=== WHAT TO WORK ON ===
Check each line for the word "Output" and report how many have it. Give nothing else.

=== PROVIDED RECORDS ===

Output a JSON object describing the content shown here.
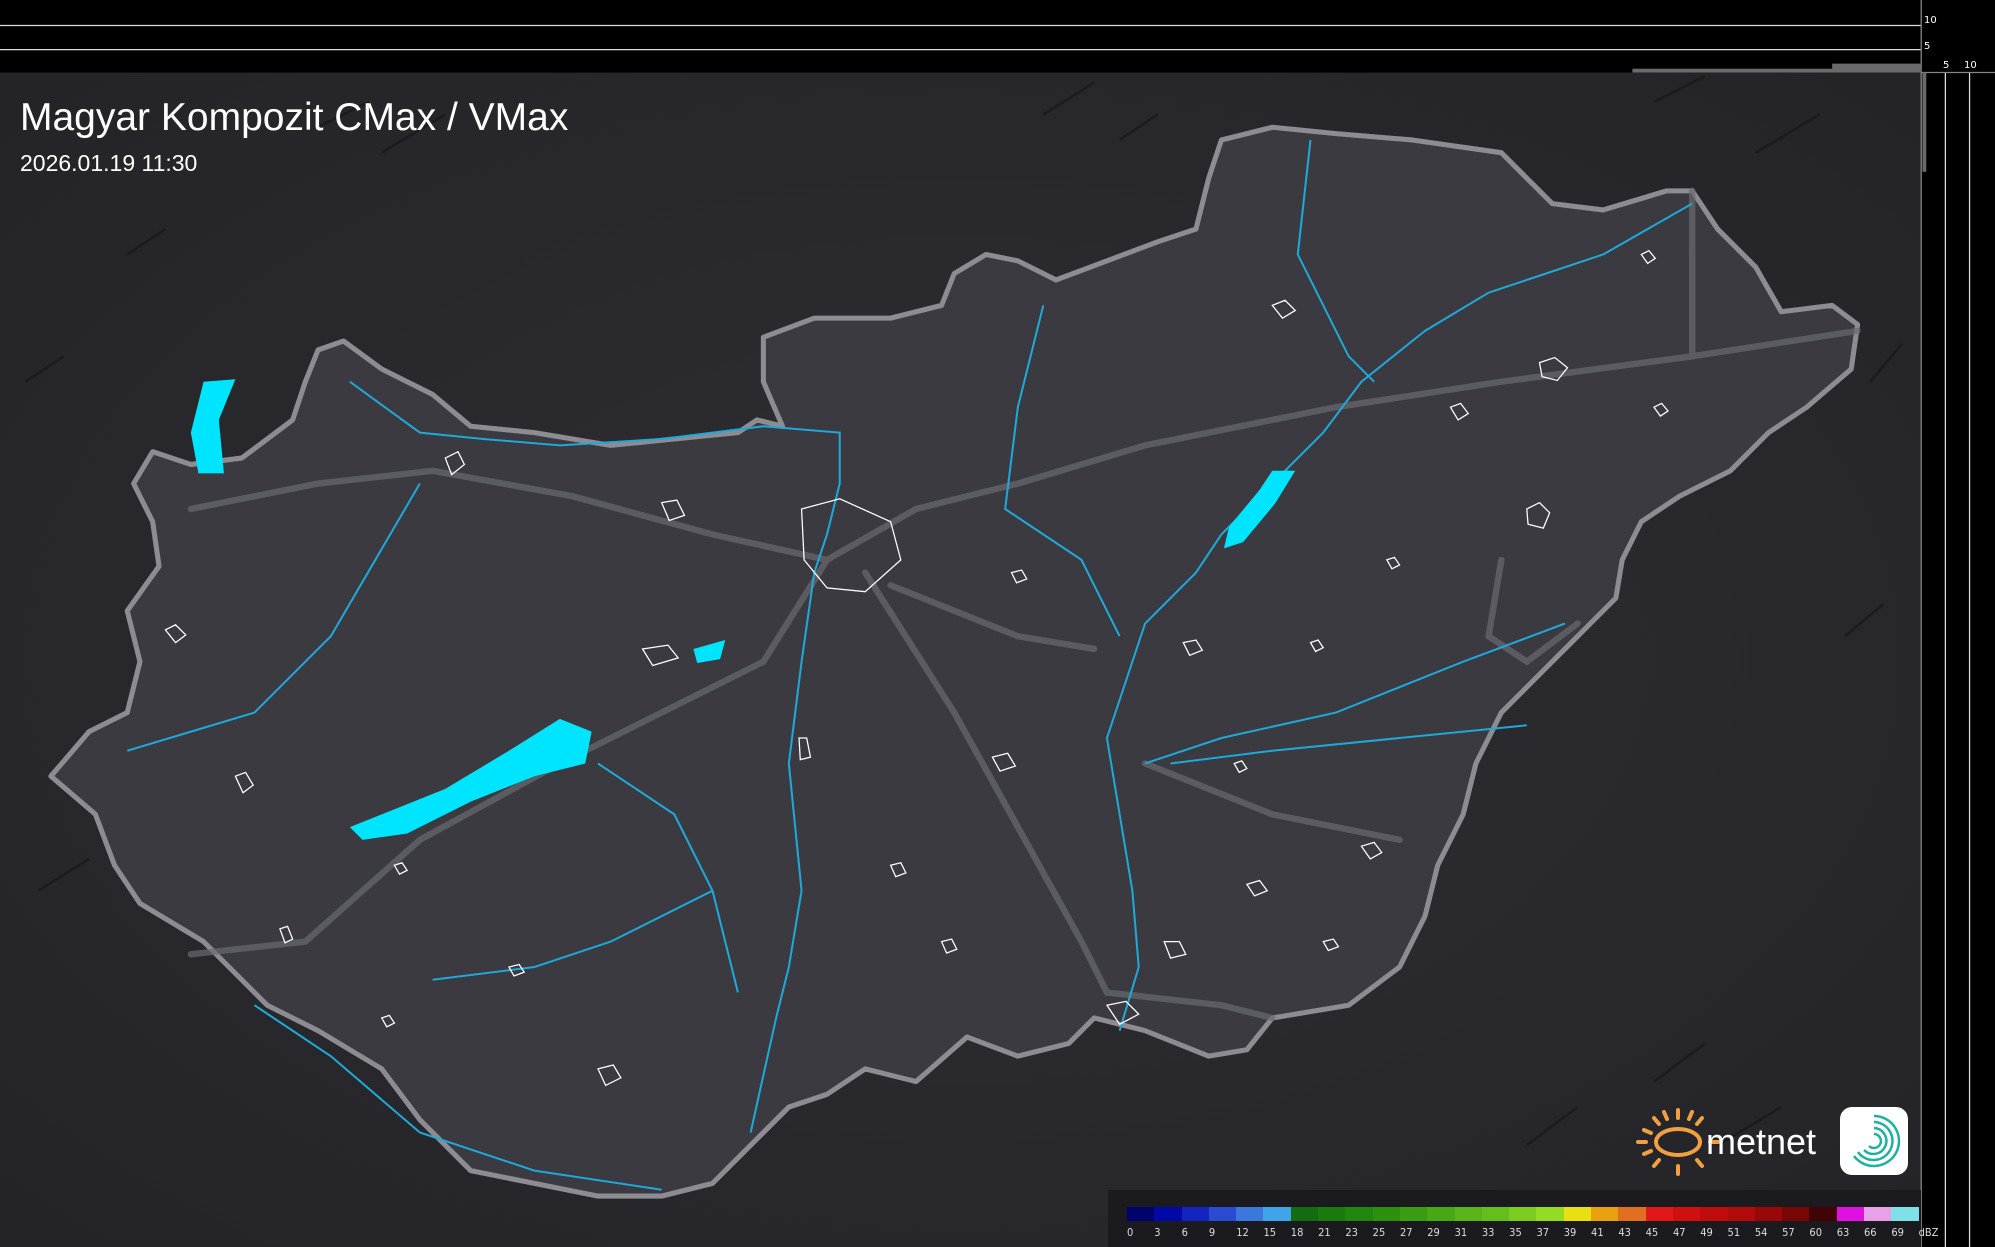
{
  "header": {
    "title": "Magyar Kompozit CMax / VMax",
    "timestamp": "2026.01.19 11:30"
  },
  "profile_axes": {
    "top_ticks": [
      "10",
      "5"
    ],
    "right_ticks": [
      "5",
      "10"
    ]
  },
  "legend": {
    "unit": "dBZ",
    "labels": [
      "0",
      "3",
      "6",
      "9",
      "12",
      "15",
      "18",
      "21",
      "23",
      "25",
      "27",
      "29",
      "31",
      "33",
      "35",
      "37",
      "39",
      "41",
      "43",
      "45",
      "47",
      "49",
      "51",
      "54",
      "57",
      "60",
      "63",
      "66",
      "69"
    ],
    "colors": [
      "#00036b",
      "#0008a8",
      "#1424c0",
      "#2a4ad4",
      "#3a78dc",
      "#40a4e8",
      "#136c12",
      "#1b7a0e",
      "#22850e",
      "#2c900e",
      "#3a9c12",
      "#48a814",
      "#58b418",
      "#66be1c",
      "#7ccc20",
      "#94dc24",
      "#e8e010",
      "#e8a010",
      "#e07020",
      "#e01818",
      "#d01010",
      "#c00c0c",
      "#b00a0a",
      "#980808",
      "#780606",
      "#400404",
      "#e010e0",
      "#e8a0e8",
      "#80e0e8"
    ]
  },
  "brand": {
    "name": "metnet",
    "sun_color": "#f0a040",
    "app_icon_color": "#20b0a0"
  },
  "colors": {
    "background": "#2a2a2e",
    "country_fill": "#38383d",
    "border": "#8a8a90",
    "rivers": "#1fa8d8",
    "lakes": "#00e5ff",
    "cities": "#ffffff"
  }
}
--
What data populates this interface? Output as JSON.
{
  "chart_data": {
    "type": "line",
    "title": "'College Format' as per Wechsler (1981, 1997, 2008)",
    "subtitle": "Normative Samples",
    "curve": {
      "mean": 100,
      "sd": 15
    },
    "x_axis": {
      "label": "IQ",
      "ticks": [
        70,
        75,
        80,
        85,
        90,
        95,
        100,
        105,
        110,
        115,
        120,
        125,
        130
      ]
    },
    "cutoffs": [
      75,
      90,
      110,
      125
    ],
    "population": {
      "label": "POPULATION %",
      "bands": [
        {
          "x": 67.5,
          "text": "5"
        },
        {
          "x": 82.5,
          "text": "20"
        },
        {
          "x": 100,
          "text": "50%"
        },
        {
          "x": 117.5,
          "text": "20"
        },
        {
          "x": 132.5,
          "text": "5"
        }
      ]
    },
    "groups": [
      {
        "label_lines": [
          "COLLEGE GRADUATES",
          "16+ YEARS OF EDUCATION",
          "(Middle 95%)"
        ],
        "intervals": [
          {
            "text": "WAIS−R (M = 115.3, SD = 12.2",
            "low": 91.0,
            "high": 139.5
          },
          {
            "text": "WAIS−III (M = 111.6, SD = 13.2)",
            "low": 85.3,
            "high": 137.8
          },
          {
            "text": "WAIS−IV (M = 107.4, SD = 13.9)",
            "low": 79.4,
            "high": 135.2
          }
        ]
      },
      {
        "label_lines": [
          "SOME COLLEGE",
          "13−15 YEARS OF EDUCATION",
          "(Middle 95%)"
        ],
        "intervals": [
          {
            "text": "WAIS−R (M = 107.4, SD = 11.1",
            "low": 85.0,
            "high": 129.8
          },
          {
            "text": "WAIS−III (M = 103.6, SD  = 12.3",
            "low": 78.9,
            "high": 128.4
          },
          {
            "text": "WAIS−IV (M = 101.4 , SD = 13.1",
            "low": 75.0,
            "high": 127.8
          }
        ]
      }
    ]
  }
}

=== ANSWER FOR THE TASK ===
2